§ **What the task requires**
Retype exactly the lines that start at the line with "Extract the structured" and end at the final line, both included, and leave out every picture.

§ **Source records**
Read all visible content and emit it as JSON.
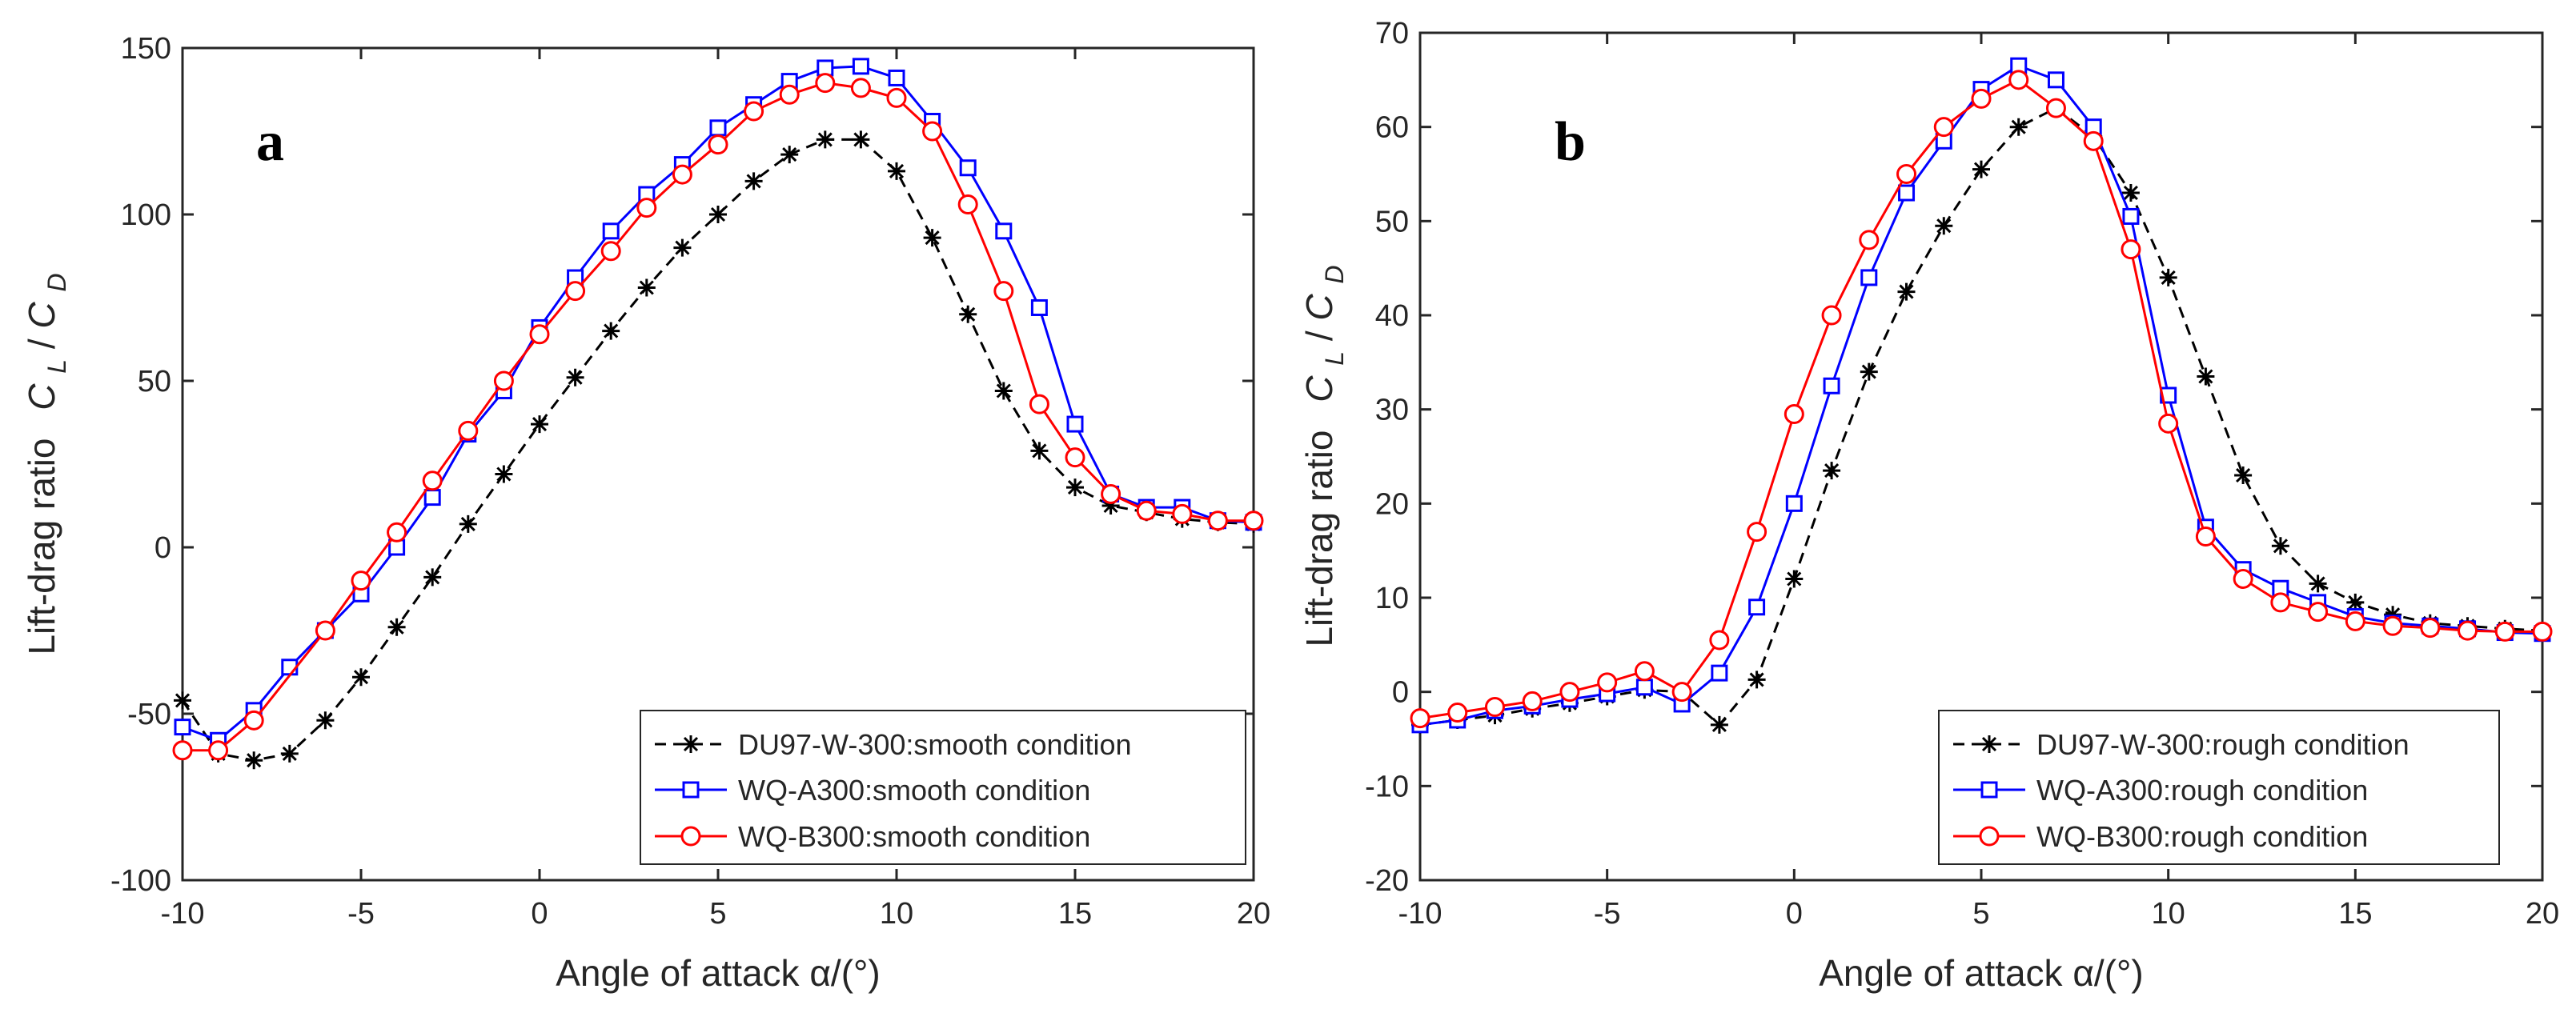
{
  "chart_data": [
    {
      "type": "line",
      "panel_label": "a",
      "xlabel": "Angle of attack α/(°)",
      "ylabel": "Lift-drag ratio",
      "ylabel_symbol": {
        "C1": "C",
        "sub1": "L",
        "slash": "/",
        "C2": "C",
        "sub2": "D"
      },
      "xlim": [
        -10,
        20
      ],
      "ylim": [
        -100,
        150
      ],
      "xticks": [
        -10,
        -5,
        0,
        5,
        10,
        15,
        20
      ],
      "yticks": [
        -100,
        -50,
        0,
        50,
        100,
        150
      ],
      "legend_position": "bottom-right",
      "x": [
        -10,
        -9,
        -8,
        -7,
        -6,
        -5,
        -4,
        -3,
        -2,
        -1,
        0,
        1,
        2,
        3,
        4,
        5,
        6,
        7,
        8,
        9,
        10,
        11,
        12,
        13,
        14,
        15,
        16,
        17,
        18,
        19,
        20
      ],
      "series": [
        {
          "name": "DU97-W-300:smooth condition",
          "color": "#000000",
          "marker": "asterisk",
          "dash": "dashed",
          "values": [
            -46,
            -62,
            -64,
            -62,
            -52,
            -39,
            -24,
            -9,
            7,
            22,
            37,
            51,
            65,
            78,
            90,
            100,
            110,
            118,
            122.5,
            122.5,
            113,
            93,
            70,
            47,
            29,
            18,
            12.5,
            10.5,
            8.5,
            7.5,
            7
          ]
        },
        {
          "name": "WQ-A300:smooth condition",
          "color": "#0000ff",
          "marker": "square",
          "dash": "solid",
          "values": [
            -54,
            -58,
            -49,
            -36,
            -25,
            -14,
            0,
            15,
            34,
            47,
            66,
            81,
            95,
            106,
            115,
            126,
            133,
            140,
            144,
            144.5,
            141,
            128,
            114,
            95,
            72,
            37,
            16,
            12,
            12,
            8,
            7.5
          ]
        },
        {
          "name": "WQ-B300:smooth condition",
          "color": "#ff0000",
          "marker": "circle",
          "dash": "solid",
          "values": [
            -61,
            -61,
            -52,
            null,
            -25,
            -10,
            4.5,
            20,
            35,
            50,
            64,
            77,
            89,
            102,
            112,
            121,
            131,
            136,
            139.5,
            138,
            135,
            125,
            103,
            77,
            43,
            27,
            16,
            11,
            10,
            8,
            8
          ]
        }
      ]
    },
    {
      "type": "line",
      "panel_label": "b",
      "xlabel": "Angle of attack α/(°)",
      "ylabel": "Lift-drag ratio",
      "ylabel_symbol": {
        "C1": "C",
        "sub1": "L",
        "slash": "/",
        "C2": "C",
        "sub2": "D"
      },
      "xlim": [
        -10,
        20
      ],
      "ylim": [
        -20,
        70
      ],
      "xticks": [
        -10,
        -5,
        0,
        5,
        10,
        15,
        20
      ],
      "yticks": [
        -20,
        -10,
        0,
        10,
        20,
        30,
        40,
        50,
        60,
        70
      ],
      "legend_position": "bottom-right",
      "x": [
        -10,
        -9,
        -8,
        -7,
        -6,
        -5,
        -4,
        -3,
        -2,
        -1,
        0,
        1,
        2,
        3,
        4,
        5,
        6,
        7,
        8,
        9,
        10,
        11,
        12,
        13,
        14,
        15,
        16,
        17,
        18,
        19,
        20
      ],
      "series": [
        {
          "name": "DU97-W-300:rough condition",
          "color": "#000000",
          "marker": "asterisk",
          "dash": "dashed",
          "values": [
            -3.5,
            -3,
            -2.5,
            -1.8,
            -1.2,
            -0.5,
            0.2,
            0,
            -3.5,
            1.3,
            12,
            23.5,
            34,
            42.5,
            49.5,
            55.5,
            60,
            62,
            59,
            53,
            44,
            33.5,
            23,
            15.5,
            11.5,
            9.5,
            8.2,
            7.3,
            7,
            6.7,
            6.5
          ]
        },
        {
          "name": "WQ-A300:rough condition",
          "color": "#0000ff",
          "marker": "square",
          "dash": "solid",
          "values": [
            -3.5,
            -3,
            -2,
            -1.5,
            -0.8,
            -0.2,
            0.5,
            -1.3,
            2,
            9,
            20,
            32.5,
            44,
            53,
            58.5,
            64,
            66.5,
            65,
            60,
            50.5,
            31.5,
            17.5,
            13,
            11,
            9.5,
            8,
            7.3,
            7,
            6.7,
            6.3,
            6.2
          ]
        },
        {
          "name": "WQ-B300:rough condition",
          "color": "#ff0000",
          "marker": "circle",
          "dash": "solid",
          "values": [
            -2.8,
            -2.2,
            -1.6,
            -1,
            0,
            1,
            2.2,
            0,
            5.5,
            17,
            29.5,
            40,
            48,
            55,
            60,
            63,
            65,
            62,
            58.5,
            47,
            28.5,
            16.5,
            12,
            9.5,
            8.5,
            7.5,
            7,
            6.8,
            6.5,
            6.4,
            6.4
          ]
        }
      ]
    }
  ]
}
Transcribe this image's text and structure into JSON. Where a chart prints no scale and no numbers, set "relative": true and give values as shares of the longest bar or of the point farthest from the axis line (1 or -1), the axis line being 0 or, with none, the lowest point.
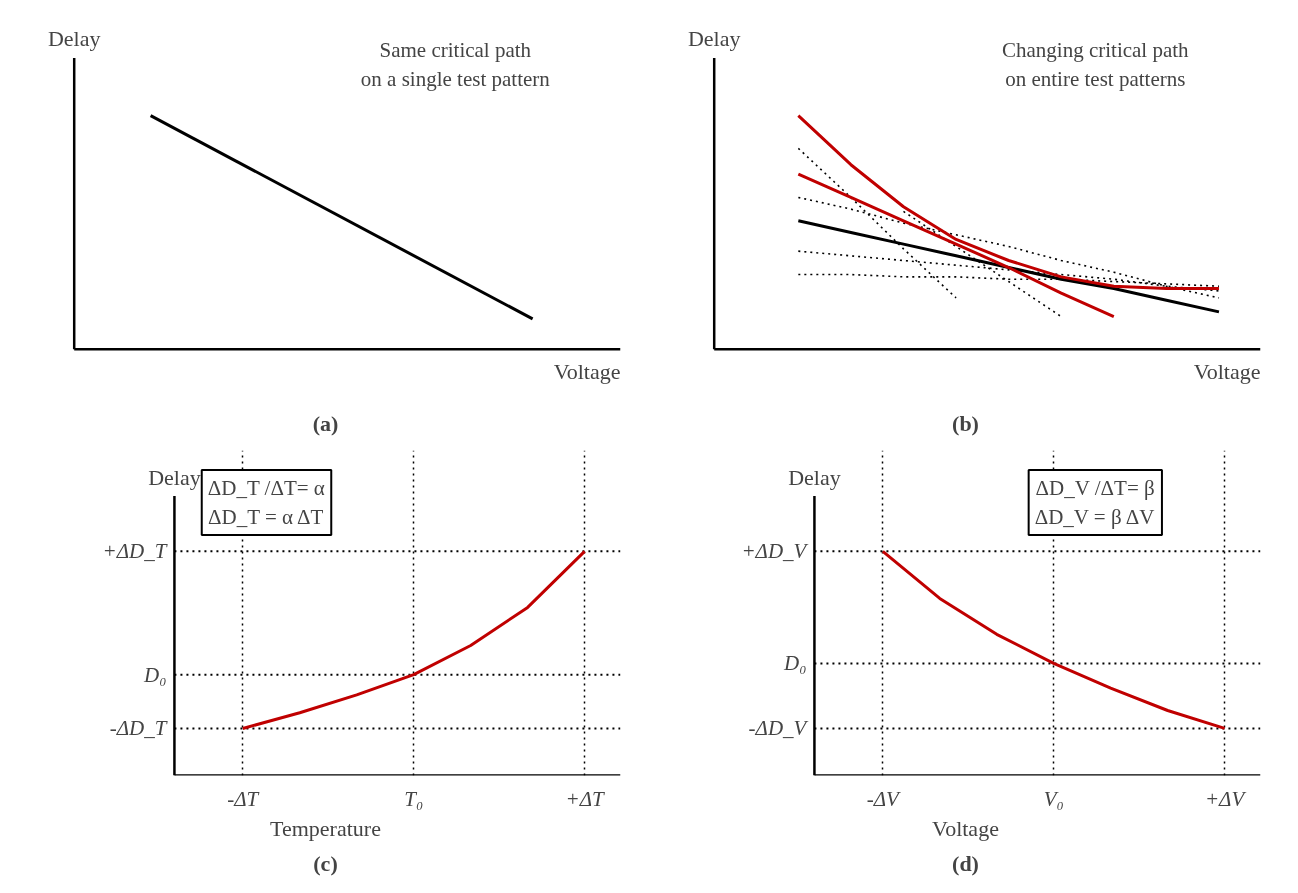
{
  "chart_data": [
    {
      "type": "line",
      "title": "(a)",
      "xlabel": "Voltage",
      "ylabel": "Delay",
      "relative": true,
      "tick_labels": false,
      "grid": false,
      "categories": [
        null,
        null
      ],
      "annotations": [
        "Same critical path\non a single test pattern"
      ],
      "series": [
        {
          "color": "#000000",
          "line_style": "solid",
          "values": [
            1,
            0.13
          ]
        }
      ]
    },
    {
      "type": "line",
      "title": "(b)",
      "xlabel": "Voltage",
      "ylabel": "Delay",
      "relative": true,
      "tick_labels": false,
      "grid": false,
      "categories": [
        null,
        null,
        null,
        null,
        null,
        null,
        null,
        null,
        null
      ],
      "annotations": [
        "Changing critical path\non entire test patterns"
      ],
      "series": [
        {
          "color": "#000000",
          "line_style": "dotted",
          "values": [
            0.86,
            0.65,
            0.43,
            0.22,
            null,
            null,
            null,
            null,
            null
          ]
        },
        {
          "color": "#000000",
          "line_style": "dotted",
          "values": [
            0.65,
            0.6,
            0.54,
            0.49,
            0.44,
            0.38,
            0.33,
            0.27,
            0.22
          ]
        },
        {
          "color": "#000000",
          "line_style": "dotted",
          "values": [
            0.42,
            0.4,
            0.38,
            0.36,
            0.34,
            0.32,
            0.3,
            0.27,
            0.25
          ]
        },
        {
          "color": "#000000",
          "line_style": "dotted",
          "values": [
            0.32,
            0.32,
            0.31,
            0.31,
            0.3,
            0.3,
            0.29,
            0.28,
            0.27
          ]
        },
        {
          "color": "#000000",
          "line_style": "dotted",
          "values": [
            null,
            null,
            0.59,
            0.44,
            0.29,
            0.14,
            null,
            null,
            null
          ]
        },
        {
          "color": "#000000",
          "line_style": "solid",
          "values": [
            0.55,
            0.5,
            0.45,
            0.4,
            0.35,
            0.3,
            0.26,
            0.21,
            0.16
          ]
        },
        {
          "color": "#c00000",
          "line_style": "solid",
          "values": [
            0.75,
            0.65,
            0.55,
            0.45,
            0.35,
            0.24,
            0.14,
            null,
            null
          ]
        },
        {
          "color": "#c00000",
          "line_style": "solid",
          "values": [
            1,
            0.79,
            0.61,
            0.47,
            0.38,
            0.31,
            0.27,
            0.26,
            0.26
          ]
        }
      ]
    },
    {
      "type": "line",
      "title": "(c)",
      "xlabel": "Temperature",
      "ylabel": "Delay",
      "relative": true,
      "tick_labels": "x",
      "grid": "x",
      "categories": [
        "-ΔT",
        null,
        null,
        "T₀",
        null,
        null,
        "+ΔT"
      ],
      "ref_lines": [
        {
          "axis": "y",
          "value": 0.21,
          "label": "-ΔD_T",
          "line_style": "dotted"
        },
        {
          "axis": "y",
          "value": 0.45,
          "label": "D₀",
          "line_style": "dotted"
        },
        {
          "axis": "y",
          "value": 1,
          "label": "+ΔD_T",
          "line_style": "dotted"
        }
      ],
      "annotations": [
        "ΔD_T /ΔT= α\nΔD_T = α ΔT"
      ],
      "series": [
        {
          "color": "#c00000",
          "line_style": "solid",
          "values": [
            0.21,
            0.28,
            0.36,
            0.45,
            0.58,
            0.75,
            1
          ]
        }
      ]
    },
    {
      "type": "line",
      "title": "(d)",
      "xlabel": "Voltage",
      "ylabel": "Delay",
      "relative": true,
      "tick_labels": "x",
      "grid": "x",
      "categories": [
        "-ΔV",
        null,
        null,
        "V₀",
        null,
        null,
        "+ΔV"
      ],
      "ref_lines": [
        {
          "axis": "y",
          "value": 0.21,
          "label": "-ΔD_V",
          "line_style": "dotted"
        },
        {
          "axis": "y",
          "value": 0.5,
          "label": "D₀",
          "line_style": "dotted"
        },
        {
          "axis": "y",
          "value": 1,
          "label": "+ΔD_V",
          "line_style": "dotted"
        }
      ],
      "annotations": [
        "ΔD_V /ΔT= β\nΔD_V = β ΔV"
      ],
      "series": [
        {
          "color": "#c00000",
          "line_style": "solid",
          "values": [
            1,
            0.79,
            0.63,
            0.5,
            0.39,
            0.29,
            0.21
          ]
        }
      ]
    }
  ]
}
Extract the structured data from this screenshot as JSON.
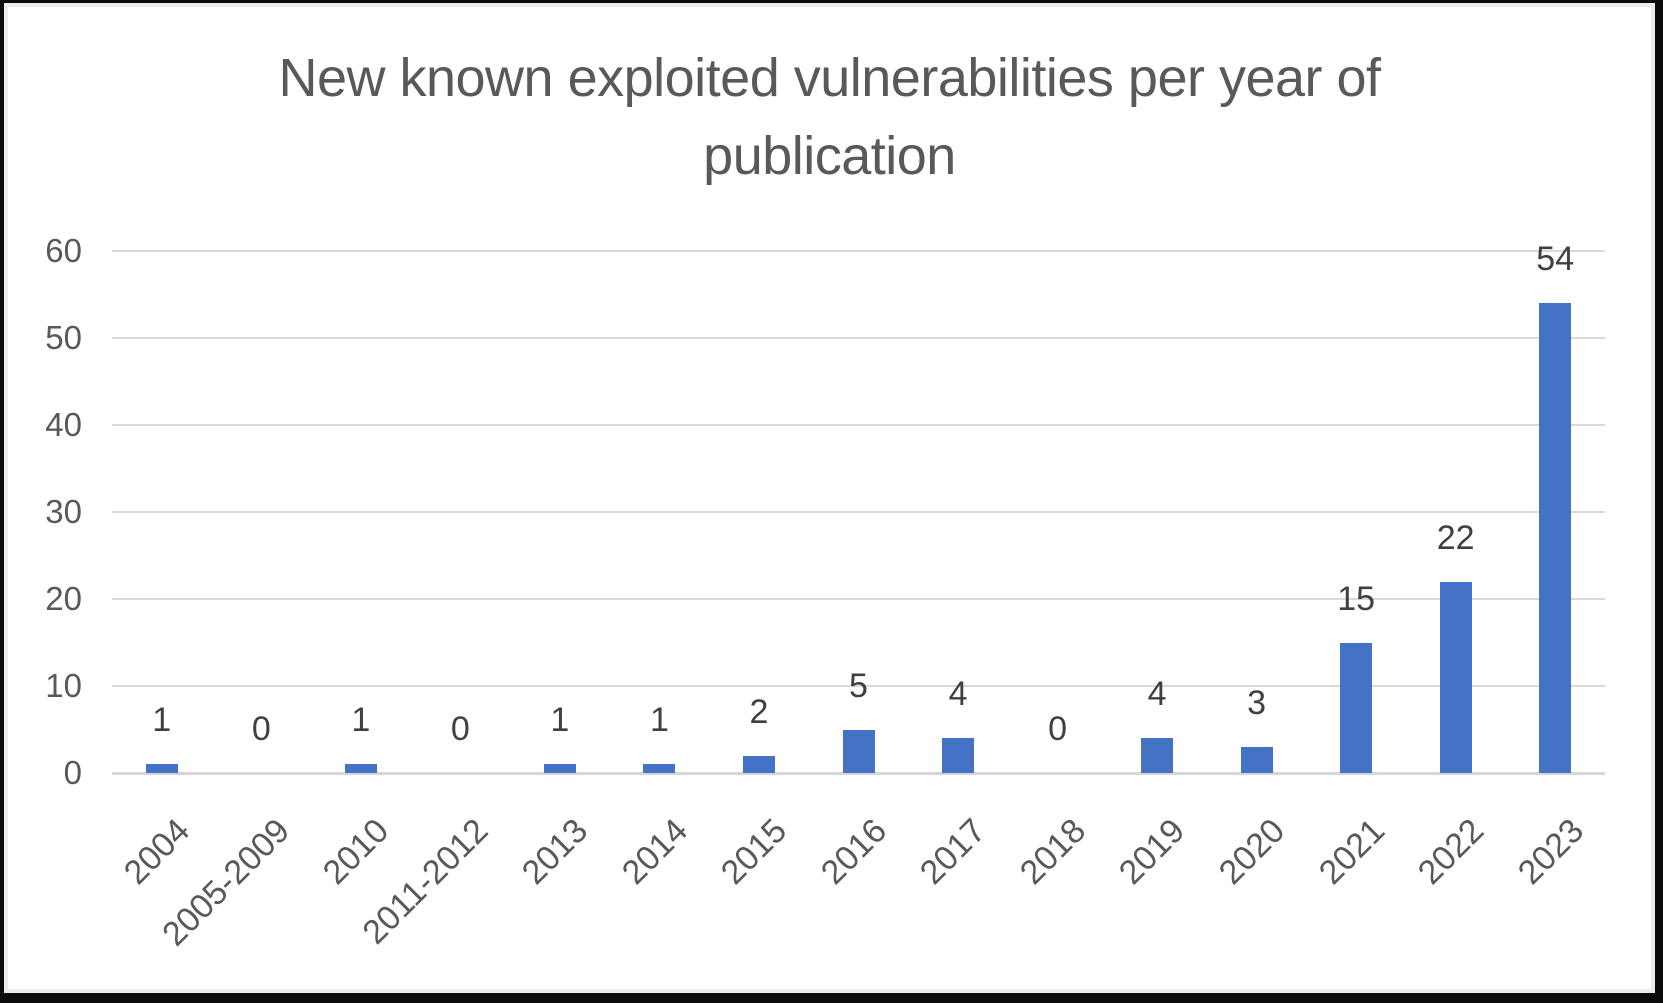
{
  "frame": {
    "background": "#ffffff",
    "border_color": "#0b0b0b",
    "inner_edge_color": "#ebebeb"
  },
  "chart_data": {
    "type": "bar",
    "title": "New known exploited vulnerabilities per year of publication",
    "title_lines": [
      "New known exploited vulnerabilities per year of",
      "publication"
    ],
    "categories": [
      "2004",
      "2005-2009",
      "2010",
      "2011-2012",
      "2013",
      "2014",
      "2015",
      "2016",
      "2017",
      "2018",
      "2019",
      "2020",
      "2021",
      "2022",
      "2023"
    ],
    "values": [
      1,
      0,
      1,
      0,
      1,
      1,
      2,
      5,
      4,
      0,
      4,
      3,
      15,
      22,
      54
    ],
    "data_labels_shown": true,
    "data_label_position": "outside-end",
    "xlabel": "",
    "ylabel": "",
    "ylim": [
      0,
      60
    ],
    "yticks": [
      0,
      10,
      20,
      30,
      40,
      50,
      60
    ],
    "grid": true,
    "legend": "none",
    "x_tick_rotation_deg": 45,
    "colors": {
      "bar": "#4472C4",
      "title": "#595959",
      "tick_labels": "#595959",
      "data_labels": "#404040",
      "gridline": "#D9D9D9",
      "axis_line": "#D6D6D6"
    }
  }
}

§ **Complete response**
Extract the structured data from this screenshot as JSON.
{
  "frame": {
    "background": "#ffffff",
    "border_color": "#0b0b0b",
    "inner_edge_color": "#ebebeb"
  },
  "chart_data": {
    "type": "bar",
    "title": "New known exploited vulnerabilities per year of publication",
    "title_lines": [
      "New known exploited vulnerabilities per year of",
      "publication"
    ],
    "categories": [
      "2004",
      "2005-2009",
      "2010",
      "2011-2012",
      "2013",
      "2014",
      "2015",
      "2016",
      "2017",
      "2018",
      "2019",
      "2020",
      "2021",
      "2022",
      "2023"
    ],
    "values": [
      1,
      0,
      1,
      0,
      1,
      1,
      2,
      5,
      4,
      0,
      4,
      3,
      15,
      22,
      54
    ],
    "data_labels_shown": true,
    "data_label_position": "outside-end",
    "xlabel": "",
    "ylabel": "",
    "ylim": [
      0,
      60
    ],
    "yticks": [
      0,
      10,
      20,
      30,
      40,
      50,
      60
    ],
    "grid": true,
    "legend": "none",
    "x_tick_rotation_deg": 45,
    "colors": {
      "bar": "#4472C4",
      "title": "#595959",
      "tick_labels": "#595959",
      "data_labels": "#404040",
      "gridline": "#D9D9D9",
      "axis_line": "#D6D6D6"
    }
  }
}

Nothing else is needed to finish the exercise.